What you will do | Without the pictures, print each of the records below exactly as it appears.

----- Exercise materials -----

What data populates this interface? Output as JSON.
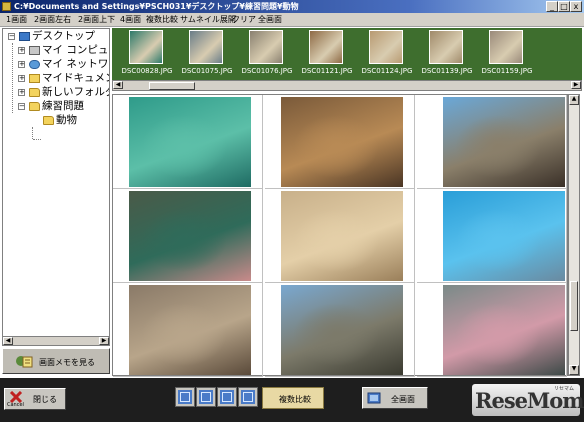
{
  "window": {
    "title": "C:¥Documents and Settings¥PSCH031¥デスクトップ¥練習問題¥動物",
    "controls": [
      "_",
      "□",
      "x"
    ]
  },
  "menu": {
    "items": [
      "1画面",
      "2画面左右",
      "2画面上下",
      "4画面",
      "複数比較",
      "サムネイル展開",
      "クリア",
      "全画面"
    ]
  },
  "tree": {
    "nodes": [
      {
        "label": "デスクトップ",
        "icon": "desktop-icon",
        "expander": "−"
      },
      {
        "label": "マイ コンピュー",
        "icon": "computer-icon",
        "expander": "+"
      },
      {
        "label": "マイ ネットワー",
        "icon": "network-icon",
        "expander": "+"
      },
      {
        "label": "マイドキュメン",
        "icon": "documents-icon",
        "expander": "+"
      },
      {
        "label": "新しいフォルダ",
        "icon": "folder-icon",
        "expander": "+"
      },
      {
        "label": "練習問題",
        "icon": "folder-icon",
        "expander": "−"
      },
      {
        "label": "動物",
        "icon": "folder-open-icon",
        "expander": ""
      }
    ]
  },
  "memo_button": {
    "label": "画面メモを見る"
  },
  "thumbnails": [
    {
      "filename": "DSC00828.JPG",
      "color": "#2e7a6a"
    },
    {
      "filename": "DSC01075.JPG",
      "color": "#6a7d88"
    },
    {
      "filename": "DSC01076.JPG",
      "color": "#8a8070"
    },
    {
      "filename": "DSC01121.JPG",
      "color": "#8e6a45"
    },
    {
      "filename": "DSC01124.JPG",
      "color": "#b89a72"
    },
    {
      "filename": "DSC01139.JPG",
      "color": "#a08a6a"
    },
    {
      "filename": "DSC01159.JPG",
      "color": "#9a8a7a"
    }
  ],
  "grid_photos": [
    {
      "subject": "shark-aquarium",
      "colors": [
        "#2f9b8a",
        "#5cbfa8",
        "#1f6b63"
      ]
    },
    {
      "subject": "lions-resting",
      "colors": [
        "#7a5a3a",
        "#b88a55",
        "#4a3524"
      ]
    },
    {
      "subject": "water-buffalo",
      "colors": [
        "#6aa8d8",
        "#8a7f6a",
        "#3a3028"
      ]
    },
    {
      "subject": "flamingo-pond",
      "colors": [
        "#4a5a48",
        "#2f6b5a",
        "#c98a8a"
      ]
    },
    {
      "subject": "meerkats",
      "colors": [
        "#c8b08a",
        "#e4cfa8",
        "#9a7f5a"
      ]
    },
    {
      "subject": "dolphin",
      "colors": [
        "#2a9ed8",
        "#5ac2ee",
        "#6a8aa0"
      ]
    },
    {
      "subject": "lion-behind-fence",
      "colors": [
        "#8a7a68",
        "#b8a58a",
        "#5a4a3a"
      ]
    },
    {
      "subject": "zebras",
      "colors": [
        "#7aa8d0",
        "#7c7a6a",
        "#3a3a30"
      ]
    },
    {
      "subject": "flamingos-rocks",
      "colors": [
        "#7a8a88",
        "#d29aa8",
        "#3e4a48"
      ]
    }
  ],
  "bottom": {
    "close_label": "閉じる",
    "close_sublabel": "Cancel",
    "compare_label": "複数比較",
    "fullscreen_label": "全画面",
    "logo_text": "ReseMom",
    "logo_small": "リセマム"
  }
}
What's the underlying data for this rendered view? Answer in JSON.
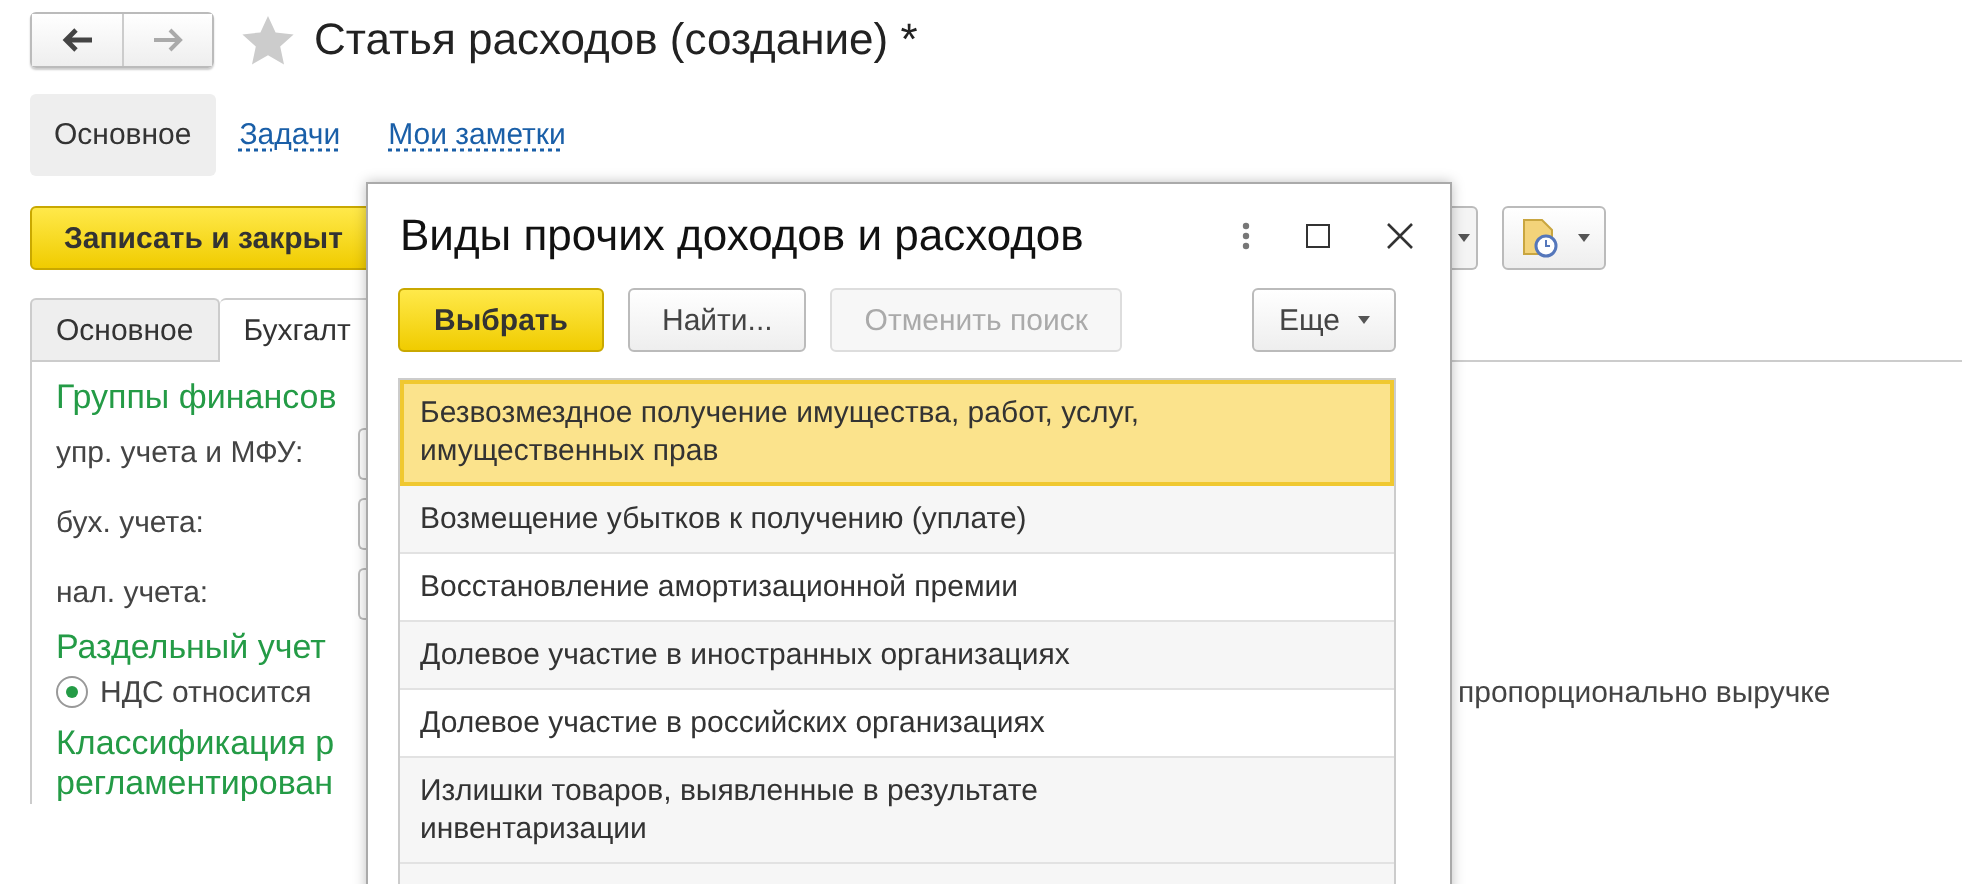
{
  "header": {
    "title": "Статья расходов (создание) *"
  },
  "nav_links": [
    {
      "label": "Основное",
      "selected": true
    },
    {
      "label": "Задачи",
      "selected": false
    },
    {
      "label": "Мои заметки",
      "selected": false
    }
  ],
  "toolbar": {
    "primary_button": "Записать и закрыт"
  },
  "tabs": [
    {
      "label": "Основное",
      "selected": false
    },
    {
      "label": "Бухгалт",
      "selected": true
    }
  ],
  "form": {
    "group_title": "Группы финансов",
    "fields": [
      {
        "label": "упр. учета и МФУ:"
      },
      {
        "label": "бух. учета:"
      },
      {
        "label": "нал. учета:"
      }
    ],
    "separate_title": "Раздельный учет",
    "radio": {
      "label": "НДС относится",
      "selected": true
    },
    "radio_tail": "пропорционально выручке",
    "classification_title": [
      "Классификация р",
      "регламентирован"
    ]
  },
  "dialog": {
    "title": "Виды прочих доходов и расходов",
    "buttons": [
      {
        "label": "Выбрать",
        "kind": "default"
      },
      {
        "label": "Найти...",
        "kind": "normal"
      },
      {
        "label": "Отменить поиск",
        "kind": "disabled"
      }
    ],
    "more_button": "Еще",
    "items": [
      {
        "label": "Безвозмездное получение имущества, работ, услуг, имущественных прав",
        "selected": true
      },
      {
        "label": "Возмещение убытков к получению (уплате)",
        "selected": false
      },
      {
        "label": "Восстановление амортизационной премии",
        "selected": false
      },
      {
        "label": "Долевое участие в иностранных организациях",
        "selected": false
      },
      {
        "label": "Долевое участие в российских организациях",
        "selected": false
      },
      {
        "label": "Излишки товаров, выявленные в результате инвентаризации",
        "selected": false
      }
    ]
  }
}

-----

The response |
What data populates this interface? Output as JSON.
{
  "window": {
    "title": "C:¥Documents and Settings¥PSCH031¥デスクトップ¥練習問題¥動物",
    "controls": [
      "_",
      "□",
      "x"
    ]
  },
  "menu": {
    "items": [
      "1画面",
      "2画面左右",
      "2画面上下",
      "4画面",
      "複数比較",
      "サムネイル展開",
      "クリア",
      "全画面"
    ]
  },
  "tree": {
    "nodes": [
      {
        "label": "デスクトップ",
        "icon": "desktop-icon",
        "expander": "−"
      },
      {
        "label": "マイ コンピュー",
        "icon": "computer-icon",
        "expander": "+"
      },
      {
        "label": "マイ ネットワー",
        "icon": "network-icon",
        "expander": "+"
      },
      {
        "label": "マイドキュメン",
        "icon": "documents-icon",
        "expander": "+"
      },
      {
        "label": "新しいフォルダ",
        "icon": "folder-icon",
        "expander": "+"
      },
      {
        "label": "練習問題",
        "icon": "folder-icon",
        "expander": "−"
      },
      {
        "label": "動物",
        "icon": "folder-open-icon",
        "expander": ""
      }
    ]
  },
  "memo_button": {
    "label": "画面メモを見る"
  },
  "thumbnails": [
    {
      "filename": "DSC00828.JPG",
      "color": "#2e7a6a"
    },
    {
      "filename": "DSC01075.JPG",
      "color": "#6a7d88"
    },
    {
      "filename": "DSC01076.JPG",
      "color": "#8a8070"
    },
    {
      "filename": "DSC01121.JPG",
      "color": "#8e6a45"
    },
    {
      "filename": "DSC01124.JPG",
      "color": "#b89a72"
    },
    {
      "filename": "DSC01139.JPG",
      "color": "#a08a6a"
    },
    {
      "filename": "DSC01159.JPG",
      "color": "#9a8a7a"
    }
  ],
  "grid_photos": [
    {
      "subject": "shark-aquarium",
      "colors": [
        "#2f9b8a",
        "#5cbfa8",
        "#1f6b63"
      ]
    },
    {
      "subject": "lions-resting",
      "colors": [
        "#7a5a3a",
        "#b88a55",
        "#4a3524"
      ]
    },
    {
      "subject": "water-buffalo",
      "colors": [
        "#6aa8d8",
        "#8a7f6a",
        "#3a3028"
      ]
    },
    {
      "subject": "flamingo-pond",
      "colors": [
        "#4a5a48",
        "#2f6b5a",
        "#c98a8a"
      ]
    },
    {
      "subject": "meerkats",
      "colors": [
        "#c8b08a",
        "#e4cfa8",
        "#9a7f5a"
      ]
    },
    {
      "subject": "dolphin",
      "colors": [
        "#2a9ed8",
        "#5ac2ee",
        "#6a8aa0"
      ]
    },
    {
      "subject": "lion-behind-fence",
      "colors": [
        "#8a7a68",
        "#b8a58a",
        "#5a4a3a"
      ]
    },
    {
      "subject": "zebras",
      "colors": [
        "#7aa8d0",
        "#7c7a6a",
        "#3a3a30"
      ]
    },
    {
      "subject": "flamingos-rocks",
      "colors": [
        "#7a8a88",
        "#d29aa8",
        "#3e4a48"
      ]
    }
  ],
  "bottom": {
    "close_label": "閉じる",
    "close_sublabel": "Cancel",
    "compare_label": "複数比較",
    "fullscreen_label": "全画面",
    "logo_text": "ReseMom",
    "logo_small": "リセマム"
  }
}
What's the underlying data for this rendered view? Answer in JSON.
{
  "header": {
    "title": "Статья расходов (создание) *"
  },
  "nav_links": [
    {
      "label": "Основное",
      "selected": true
    },
    {
      "label": "Задачи",
      "selected": false
    },
    {
      "label": "Мои заметки",
      "selected": false
    }
  ],
  "toolbar": {
    "primary_button": "Записать и закрыт"
  },
  "tabs": [
    {
      "label": "Основное",
      "selected": false
    },
    {
      "label": "Бухгалт",
      "selected": true
    }
  ],
  "form": {
    "group_title": "Группы финансов",
    "fields": [
      {
        "label": "упр. учета и МФУ:"
      },
      {
        "label": "бух. учета:"
      },
      {
        "label": "нал. учета:"
      }
    ],
    "separate_title": "Раздельный учет",
    "radio": {
      "label": "НДС относится",
      "selected": true
    },
    "radio_tail": "пропорционально выручке",
    "classification_title": [
      "Классификация р",
      "регламентирован"
    ]
  },
  "dialog": {
    "title": "Виды прочих доходов и расходов",
    "buttons": [
      {
        "label": "Выбрать",
        "kind": "default"
      },
      {
        "label": "Найти...",
        "kind": "normal"
      },
      {
        "label": "Отменить поиск",
        "kind": "disabled"
      }
    ],
    "more_button": "Еще",
    "items": [
      {
        "label": "Безвозмездное получение имущества, работ, услуг, имущественных прав",
        "selected": true
      },
      {
        "label": "Возмещение убытков к получению (уплате)",
        "selected": false
      },
      {
        "label": "Восстановление амортизационной премии",
        "selected": false
      },
      {
        "label": "Долевое участие в иностранных организациях",
        "selected": false
      },
      {
        "label": "Долевое участие в российских организациях",
        "selected": false
      },
      {
        "label": "Излишки товаров, выявленные в результате инвентаризации",
        "selected": false
      }
    ]
  }
}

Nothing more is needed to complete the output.